What you should do:
Copy all lines below exactly as written. Leave pictures out.

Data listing
──────────────────────────────
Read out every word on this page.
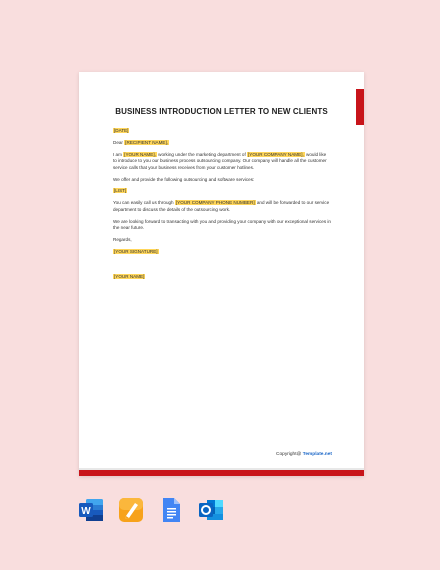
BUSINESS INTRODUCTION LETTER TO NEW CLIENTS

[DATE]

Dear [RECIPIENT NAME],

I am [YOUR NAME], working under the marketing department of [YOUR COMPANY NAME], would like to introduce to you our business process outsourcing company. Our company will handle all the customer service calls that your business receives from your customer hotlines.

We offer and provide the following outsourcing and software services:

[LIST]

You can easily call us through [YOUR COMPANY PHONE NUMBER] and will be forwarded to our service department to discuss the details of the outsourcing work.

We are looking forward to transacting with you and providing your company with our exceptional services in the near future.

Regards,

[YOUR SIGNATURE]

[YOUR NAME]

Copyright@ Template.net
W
──────────────────────────────
Result of this exercise:
Read out every word on this page.
BUSINESS INTRODUCTION LETTER TO NEW CLIENTS

[DATE]

Dear [RECIPIENT NAME],

I am [YOUR NAME], working under the marketing department of [YOUR COMPANY NAME], would like to introduce to you our business process outsourcing company. Our company will handle all the customer service calls that your business receives from your customer hotlines.

We offer and provide the following outsourcing and software services:

[LIST]

You can easily call us through [YOUR COMPANY PHONE NUMBER] and will be forwarded to our service department to discuss the details of the outsourcing work.

We are looking forward to transacting with you and providing your company with our exceptional services in the near future.

Regards,

[YOUR SIGNATURE]

[YOUR NAME]

Copyright@ Template.net
W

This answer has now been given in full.